>>>
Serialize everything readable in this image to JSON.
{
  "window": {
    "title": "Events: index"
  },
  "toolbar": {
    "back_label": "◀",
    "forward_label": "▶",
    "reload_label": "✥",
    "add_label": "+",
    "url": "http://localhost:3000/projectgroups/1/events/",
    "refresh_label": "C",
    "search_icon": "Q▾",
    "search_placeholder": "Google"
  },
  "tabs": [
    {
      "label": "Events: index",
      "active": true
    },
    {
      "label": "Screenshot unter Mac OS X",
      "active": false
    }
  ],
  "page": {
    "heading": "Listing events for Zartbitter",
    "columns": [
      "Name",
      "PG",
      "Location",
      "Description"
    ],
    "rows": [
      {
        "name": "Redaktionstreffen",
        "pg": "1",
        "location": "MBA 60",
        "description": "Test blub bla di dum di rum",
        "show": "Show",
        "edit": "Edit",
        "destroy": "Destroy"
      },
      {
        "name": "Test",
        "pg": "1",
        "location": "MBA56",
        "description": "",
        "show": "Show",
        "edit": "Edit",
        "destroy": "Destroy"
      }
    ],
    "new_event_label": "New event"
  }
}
<<<
◆ **DIRECTIONS**: Reproduce the listing above word for word.

◆ **RESULT OF THIS TASK**:
Serialize everything readable in this image to JSON.
{
  "window": {
    "title": "Events: index"
  },
  "toolbar": {
    "back_label": "◀",
    "forward_label": "▶",
    "reload_label": "✥",
    "add_label": "+",
    "url": "http://localhost:3000/projectgroups/1/events/",
    "refresh_label": "C",
    "search_icon": "Q▾",
    "search_placeholder": "Google"
  },
  "tabs": [
    {
      "label": "Events: index",
      "active": true
    },
    {
      "label": "Screenshot unter Mac OS X",
      "active": false
    }
  ],
  "page": {
    "heading": "Listing events for Zartbitter",
    "columns": [
      "Name",
      "PG",
      "Location",
      "Description"
    ],
    "rows": [
      {
        "name": "Redaktionstreffen",
        "pg": "1",
        "location": "MBA 60",
        "description": "Test blub bla di dum di rum",
        "show": "Show",
        "edit": "Edit",
        "destroy": "Destroy"
      },
      {
        "name": "Test",
        "pg": "1",
        "location": "MBA56",
        "description": "",
        "show": "Show",
        "edit": "Edit",
        "destroy": "Destroy"
      }
    ],
    "new_event_label": "New event"
  }
}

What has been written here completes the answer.